About this task
In the listing below, find each line with the string "Bill" and return it.

Dataset records
◇ ◇ ◇

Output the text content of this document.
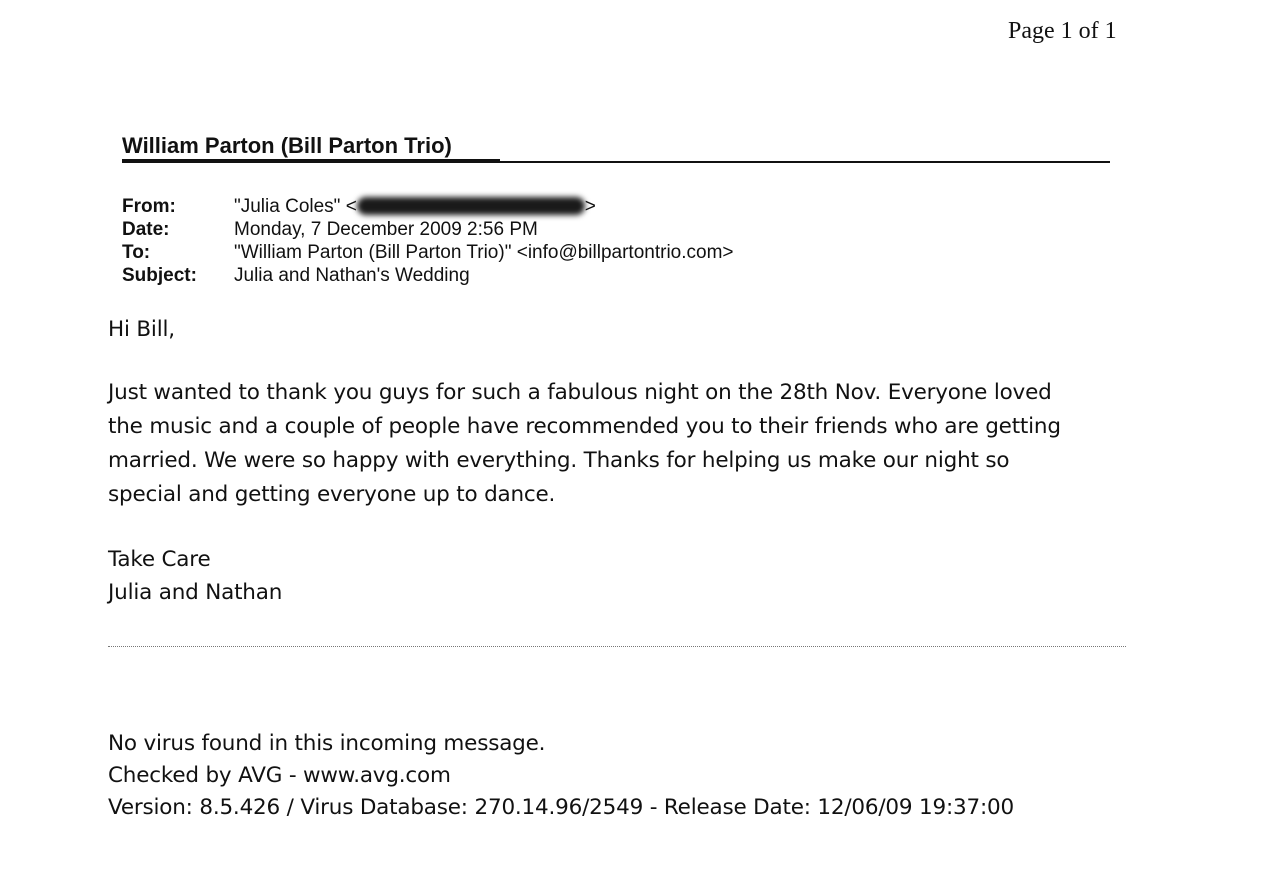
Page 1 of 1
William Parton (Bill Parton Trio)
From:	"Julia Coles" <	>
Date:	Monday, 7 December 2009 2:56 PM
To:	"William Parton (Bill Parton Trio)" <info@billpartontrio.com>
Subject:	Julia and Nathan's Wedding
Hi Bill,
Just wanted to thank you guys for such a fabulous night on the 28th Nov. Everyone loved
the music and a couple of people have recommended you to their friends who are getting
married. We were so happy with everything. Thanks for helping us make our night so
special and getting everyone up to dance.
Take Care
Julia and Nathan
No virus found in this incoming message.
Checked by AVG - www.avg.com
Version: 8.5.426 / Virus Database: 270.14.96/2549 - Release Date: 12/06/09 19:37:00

◇ ◇ ◇

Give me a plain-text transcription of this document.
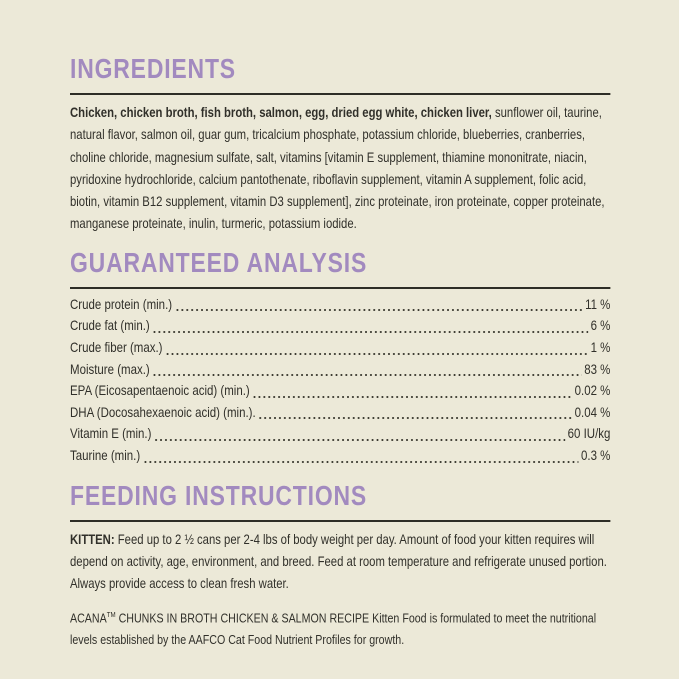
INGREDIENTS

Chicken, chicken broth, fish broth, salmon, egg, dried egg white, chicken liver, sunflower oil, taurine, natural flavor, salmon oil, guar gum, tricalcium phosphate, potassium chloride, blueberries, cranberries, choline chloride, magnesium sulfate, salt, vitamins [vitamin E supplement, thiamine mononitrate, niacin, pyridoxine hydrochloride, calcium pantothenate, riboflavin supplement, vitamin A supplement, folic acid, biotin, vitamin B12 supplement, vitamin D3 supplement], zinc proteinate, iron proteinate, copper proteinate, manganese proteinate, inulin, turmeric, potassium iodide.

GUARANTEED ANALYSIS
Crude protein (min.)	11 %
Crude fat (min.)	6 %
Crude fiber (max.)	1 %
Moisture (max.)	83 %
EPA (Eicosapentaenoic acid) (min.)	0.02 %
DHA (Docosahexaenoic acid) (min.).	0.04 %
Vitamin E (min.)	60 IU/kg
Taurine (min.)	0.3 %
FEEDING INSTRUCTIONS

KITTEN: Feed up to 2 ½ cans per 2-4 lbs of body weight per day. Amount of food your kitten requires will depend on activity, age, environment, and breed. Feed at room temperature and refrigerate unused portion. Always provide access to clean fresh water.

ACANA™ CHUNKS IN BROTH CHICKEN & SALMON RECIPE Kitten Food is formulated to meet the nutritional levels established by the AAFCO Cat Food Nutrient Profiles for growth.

◇ ◇ ◇

Output of the task
William Parton (Bill Parton Trio)
To:	"William Parton (Bill Parton Trio)" <info@billpartontrio.com>
Hi Bill,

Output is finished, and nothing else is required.